Records contained in a dataset
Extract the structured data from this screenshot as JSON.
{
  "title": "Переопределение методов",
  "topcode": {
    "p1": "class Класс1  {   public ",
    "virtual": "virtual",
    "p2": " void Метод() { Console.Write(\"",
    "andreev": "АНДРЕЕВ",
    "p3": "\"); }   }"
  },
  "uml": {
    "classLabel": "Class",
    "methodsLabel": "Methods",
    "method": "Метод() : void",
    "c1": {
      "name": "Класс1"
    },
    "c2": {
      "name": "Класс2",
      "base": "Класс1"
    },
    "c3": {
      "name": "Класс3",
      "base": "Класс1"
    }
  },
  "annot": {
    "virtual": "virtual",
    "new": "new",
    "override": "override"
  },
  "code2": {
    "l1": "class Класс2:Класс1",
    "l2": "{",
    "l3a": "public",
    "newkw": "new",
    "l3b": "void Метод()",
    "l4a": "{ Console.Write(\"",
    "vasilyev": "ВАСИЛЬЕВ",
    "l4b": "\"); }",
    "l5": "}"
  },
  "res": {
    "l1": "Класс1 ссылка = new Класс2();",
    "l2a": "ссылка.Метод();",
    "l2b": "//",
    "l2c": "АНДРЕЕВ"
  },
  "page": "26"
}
--
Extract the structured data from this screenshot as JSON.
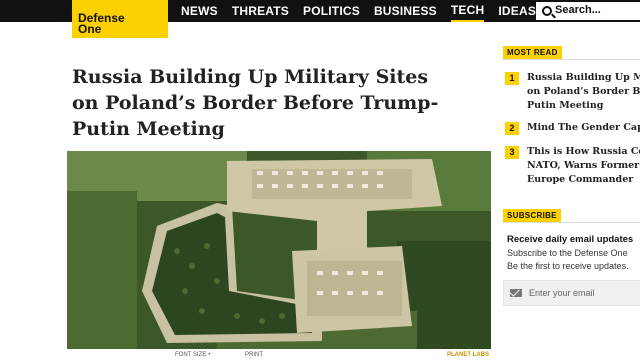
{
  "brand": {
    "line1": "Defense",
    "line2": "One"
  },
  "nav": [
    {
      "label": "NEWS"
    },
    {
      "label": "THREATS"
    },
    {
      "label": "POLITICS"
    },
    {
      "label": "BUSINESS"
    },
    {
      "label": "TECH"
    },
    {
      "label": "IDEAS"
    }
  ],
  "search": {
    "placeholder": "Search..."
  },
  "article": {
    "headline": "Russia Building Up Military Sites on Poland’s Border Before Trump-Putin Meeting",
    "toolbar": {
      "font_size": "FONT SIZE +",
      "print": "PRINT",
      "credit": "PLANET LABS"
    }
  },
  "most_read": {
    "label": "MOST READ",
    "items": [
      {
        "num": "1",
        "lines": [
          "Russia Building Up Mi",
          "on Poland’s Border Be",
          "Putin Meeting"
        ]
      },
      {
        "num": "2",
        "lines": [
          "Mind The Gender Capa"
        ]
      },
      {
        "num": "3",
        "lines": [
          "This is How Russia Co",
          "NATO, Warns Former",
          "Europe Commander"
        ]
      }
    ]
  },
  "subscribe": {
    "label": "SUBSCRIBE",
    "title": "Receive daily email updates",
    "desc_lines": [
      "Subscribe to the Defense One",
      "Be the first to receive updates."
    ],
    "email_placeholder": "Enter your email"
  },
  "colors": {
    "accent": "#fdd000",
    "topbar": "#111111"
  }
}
* * *
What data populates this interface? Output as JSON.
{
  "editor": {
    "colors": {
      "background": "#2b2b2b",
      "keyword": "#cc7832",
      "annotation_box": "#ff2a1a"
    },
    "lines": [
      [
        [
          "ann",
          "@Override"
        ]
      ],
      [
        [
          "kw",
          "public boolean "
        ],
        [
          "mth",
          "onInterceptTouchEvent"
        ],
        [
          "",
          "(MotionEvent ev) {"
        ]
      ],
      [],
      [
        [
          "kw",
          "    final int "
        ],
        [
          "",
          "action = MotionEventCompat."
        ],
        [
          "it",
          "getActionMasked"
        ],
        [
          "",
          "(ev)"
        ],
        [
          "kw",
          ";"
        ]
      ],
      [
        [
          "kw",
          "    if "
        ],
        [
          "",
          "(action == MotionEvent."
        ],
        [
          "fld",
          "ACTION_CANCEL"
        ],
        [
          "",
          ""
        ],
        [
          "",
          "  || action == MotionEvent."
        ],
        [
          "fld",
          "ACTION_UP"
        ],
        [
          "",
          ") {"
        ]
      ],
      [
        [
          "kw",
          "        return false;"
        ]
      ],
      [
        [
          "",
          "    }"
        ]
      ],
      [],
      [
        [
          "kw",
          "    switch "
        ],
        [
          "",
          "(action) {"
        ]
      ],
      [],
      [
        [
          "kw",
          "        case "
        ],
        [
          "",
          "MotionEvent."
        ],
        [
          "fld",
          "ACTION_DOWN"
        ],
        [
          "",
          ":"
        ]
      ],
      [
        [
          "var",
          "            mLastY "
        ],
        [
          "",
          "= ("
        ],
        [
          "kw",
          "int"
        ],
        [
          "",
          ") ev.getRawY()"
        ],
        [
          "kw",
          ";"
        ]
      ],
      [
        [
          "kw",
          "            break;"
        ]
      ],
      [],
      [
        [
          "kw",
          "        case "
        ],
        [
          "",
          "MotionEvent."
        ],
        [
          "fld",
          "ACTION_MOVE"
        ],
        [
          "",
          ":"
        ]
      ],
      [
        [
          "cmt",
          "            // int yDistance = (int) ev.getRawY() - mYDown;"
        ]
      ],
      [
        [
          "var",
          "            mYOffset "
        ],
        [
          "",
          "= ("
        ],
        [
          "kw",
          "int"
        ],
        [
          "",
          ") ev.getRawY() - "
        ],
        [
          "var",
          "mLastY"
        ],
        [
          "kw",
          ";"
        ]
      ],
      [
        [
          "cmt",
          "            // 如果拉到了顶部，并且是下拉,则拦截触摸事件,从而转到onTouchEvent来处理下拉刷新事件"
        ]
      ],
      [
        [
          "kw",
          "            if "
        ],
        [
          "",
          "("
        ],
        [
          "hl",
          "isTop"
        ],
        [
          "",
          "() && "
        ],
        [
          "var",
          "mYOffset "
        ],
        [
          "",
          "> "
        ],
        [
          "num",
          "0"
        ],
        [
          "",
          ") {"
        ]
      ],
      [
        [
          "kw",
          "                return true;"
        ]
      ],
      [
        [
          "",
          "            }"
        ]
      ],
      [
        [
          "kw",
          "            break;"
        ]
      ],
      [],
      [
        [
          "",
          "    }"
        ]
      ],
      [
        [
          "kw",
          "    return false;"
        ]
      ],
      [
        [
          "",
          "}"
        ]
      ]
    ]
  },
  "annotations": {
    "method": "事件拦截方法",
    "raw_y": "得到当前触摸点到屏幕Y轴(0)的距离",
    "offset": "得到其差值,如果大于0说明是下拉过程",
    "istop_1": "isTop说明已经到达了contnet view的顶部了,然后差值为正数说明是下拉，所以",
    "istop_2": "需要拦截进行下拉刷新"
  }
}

Goal »
Copy whichever lines in the listing above contain the word "Write".

Full answer »
    "p2": " void Метод() { Console.Write(\"",
    "l4a": "{ Console.Write(\"",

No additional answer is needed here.